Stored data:
----
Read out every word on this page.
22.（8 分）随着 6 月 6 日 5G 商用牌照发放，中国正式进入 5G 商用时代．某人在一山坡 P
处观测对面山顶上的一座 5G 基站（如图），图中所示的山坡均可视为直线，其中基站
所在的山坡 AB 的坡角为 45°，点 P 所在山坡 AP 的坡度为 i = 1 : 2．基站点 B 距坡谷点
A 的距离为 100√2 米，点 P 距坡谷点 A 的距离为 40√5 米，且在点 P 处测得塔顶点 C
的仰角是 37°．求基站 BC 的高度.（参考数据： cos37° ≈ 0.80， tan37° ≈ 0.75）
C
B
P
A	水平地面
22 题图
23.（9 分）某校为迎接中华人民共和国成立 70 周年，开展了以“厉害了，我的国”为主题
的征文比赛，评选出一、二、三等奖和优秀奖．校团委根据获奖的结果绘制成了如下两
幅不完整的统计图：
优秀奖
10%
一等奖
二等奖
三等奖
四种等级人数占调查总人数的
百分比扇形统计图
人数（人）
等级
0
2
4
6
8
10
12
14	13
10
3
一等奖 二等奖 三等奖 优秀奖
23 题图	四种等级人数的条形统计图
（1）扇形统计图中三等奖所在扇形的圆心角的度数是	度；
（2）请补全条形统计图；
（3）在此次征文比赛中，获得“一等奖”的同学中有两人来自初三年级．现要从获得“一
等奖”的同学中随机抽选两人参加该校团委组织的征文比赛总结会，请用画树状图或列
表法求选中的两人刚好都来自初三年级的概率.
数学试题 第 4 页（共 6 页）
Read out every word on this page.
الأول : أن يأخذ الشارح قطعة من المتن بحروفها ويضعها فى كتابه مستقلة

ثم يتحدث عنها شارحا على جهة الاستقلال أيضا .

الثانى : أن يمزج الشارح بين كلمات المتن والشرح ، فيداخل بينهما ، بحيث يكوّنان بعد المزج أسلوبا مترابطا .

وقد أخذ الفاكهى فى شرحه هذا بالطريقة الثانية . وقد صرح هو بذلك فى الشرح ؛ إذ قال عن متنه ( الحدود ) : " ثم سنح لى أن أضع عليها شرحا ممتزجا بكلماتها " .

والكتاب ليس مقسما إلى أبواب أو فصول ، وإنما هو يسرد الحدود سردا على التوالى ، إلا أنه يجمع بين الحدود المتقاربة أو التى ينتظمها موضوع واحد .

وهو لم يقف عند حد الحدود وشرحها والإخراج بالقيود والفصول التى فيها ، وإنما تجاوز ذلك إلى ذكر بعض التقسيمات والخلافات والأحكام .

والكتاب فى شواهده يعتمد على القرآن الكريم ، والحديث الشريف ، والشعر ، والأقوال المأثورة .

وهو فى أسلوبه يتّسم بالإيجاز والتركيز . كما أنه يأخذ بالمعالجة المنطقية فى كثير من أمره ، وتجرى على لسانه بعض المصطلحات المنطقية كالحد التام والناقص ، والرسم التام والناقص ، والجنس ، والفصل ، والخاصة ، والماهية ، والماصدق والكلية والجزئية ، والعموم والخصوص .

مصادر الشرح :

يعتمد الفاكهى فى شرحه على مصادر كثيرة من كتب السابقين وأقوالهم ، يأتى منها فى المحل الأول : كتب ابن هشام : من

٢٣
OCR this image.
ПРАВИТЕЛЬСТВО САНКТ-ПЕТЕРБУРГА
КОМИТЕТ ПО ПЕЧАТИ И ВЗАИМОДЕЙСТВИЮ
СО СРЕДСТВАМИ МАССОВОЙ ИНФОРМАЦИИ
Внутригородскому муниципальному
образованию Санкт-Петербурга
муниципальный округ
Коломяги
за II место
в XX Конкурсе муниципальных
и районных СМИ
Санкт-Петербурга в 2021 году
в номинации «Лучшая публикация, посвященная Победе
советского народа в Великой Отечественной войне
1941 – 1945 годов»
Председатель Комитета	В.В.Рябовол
----
_Exercise prompt_. Take the lines above and print them exactly.

_Complete answer_.
Read out every word on this page.
22.（8 分）随着 6 月 6 日 5G 商用牌照发放，中国正式进入 5G 商用时代．某人在一山坡 P
处观测对面山顶上的一座 5G 基站（如图），图中所示的山坡均可视为直线，其中基站
所在的山坡 AB 的坡角为 45°，点 P 所在山坡 AP 的坡度为 i = 1 : 2．基站点 B 距坡谷点
A 的距离为 100√2 米，点 P 距坡谷点 A 的距离为 40√5 米，且在点 P 处测得塔顶点 C
的仰角是 37°．求基站 BC 的高度.（参考数据： cos37° ≈ 0.80， tan37° ≈ 0.75）
C
B
P
A	水平地面
22 题图
23.（9 分）某校为迎接中华人民共和国成立 70 周年，开展了以“厉害了，我的国”为主题
的征文比赛，评选出一、二、三等奖和优秀奖．校团委根据获奖的结果绘制成了如下两
幅不完整的统计图：
优秀奖
10%
一等奖
二等奖
三等奖
四种等级人数占调查总人数的
百分比扇形统计图
人数（人）
等级
0
2
4
6
8
10
12
14	13
10
3
一等奖 二等奖 三等奖 优秀奖
23 题图	四种等级人数的条形统计图
（1）扇形统计图中三等奖所在扇形的圆心角的度数是	度；
（2）请补全条形统计图；
（3）在此次征文比赛中，获得“一等奖”的同学中有两人来自初三年级．现要从获得“一
等奖”的同学中随机抽选两人参加该校团委组织的征文比赛总结会，请用画树状图或列
表法求选中的两人刚好都来自初三年级的概率.
数学试题 第 4 页（共 6 页）
Read out every word on this page.
الأول : أن يأخذ الشارح قطعة من المتن بحروفها ويضعها فى كتابه مستقلة

ثم يتحدث عنها شارحا على جهة الاستقلال أيضا .

الثانى : أن يمزج الشارح بين كلمات المتن والشرح ، فيداخل بينهما ، بحيث يكوّنان بعد المزج أسلوبا مترابطا .

وقد أخذ الفاكهى فى شرحه هذا بالطريقة الثانية . وقد صرح هو بذلك فى الشرح ؛ إذ قال عن متنه ( الحدود ) : " ثم سنح لى أن أضع عليها شرحا ممتزجا بكلماتها " .

والكتاب ليس مقسما إلى أبواب أو فصول ، وإنما هو يسرد الحدود سردا على التوالى ، إلا أنه يجمع بين الحدود المتقاربة أو التى ينتظمها موضوع واحد .

وهو لم يقف عند حد الحدود وشرحها والإخراج بالقيود والفصول التى فيها ، وإنما تجاوز ذلك إلى ذكر بعض التقسيمات والخلافات والأحكام .

والكتاب فى شواهده يعتمد على القرآن الكريم ، والحديث الشريف ، والشعر ، والأقوال المأثورة .

وهو فى أسلوبه يتّسم بالإيجاز والتركيز . كما أنه يأخذ بالمعالجة المنطقية فى كثير من أمره ، وتجرى على لسانه بعض المصطلحات المنطقية كالحد التام والناقص ، والرسم التام والناقص ، والجنس ، والفصل ، والخاصة ، والماهية ، والماصدق والكلية والجزئية ، والعموم والخصوص .

مصادر الشرح :

يعتمد الفاكهى فى شرحه على مصادر كثيرة من كتب السابقين وأقوالهم ، يأتى منها فى المحل الأول : كتب ابن هشام : من

٢٣
OCR this image.
ПРАВИТЕЛЬСТВО САНКТ-ПЕТЕРБУРГА
КОМИТЕТ ПО ПЕЧАТИ И ВЗАИМОДЕЙСТВИЮ
СО СРЕДСТВАМИ МАССОВОЙ ИНФОРМАЦИИ
Внутригородскому муниципальному
образованию Санкт-Петербурга
муниципальный округ
Коломяги
за II место
в XX Конкурсе муниципальных
и районных СМИ
Санкт-Петербурга в 2021 году
в номинации «Лучшая публикация, посвященная Победе
советского народа в Великой Отечественной войне
1941 – 1945 годов»
Председатель Комитета	В.В.Рябовол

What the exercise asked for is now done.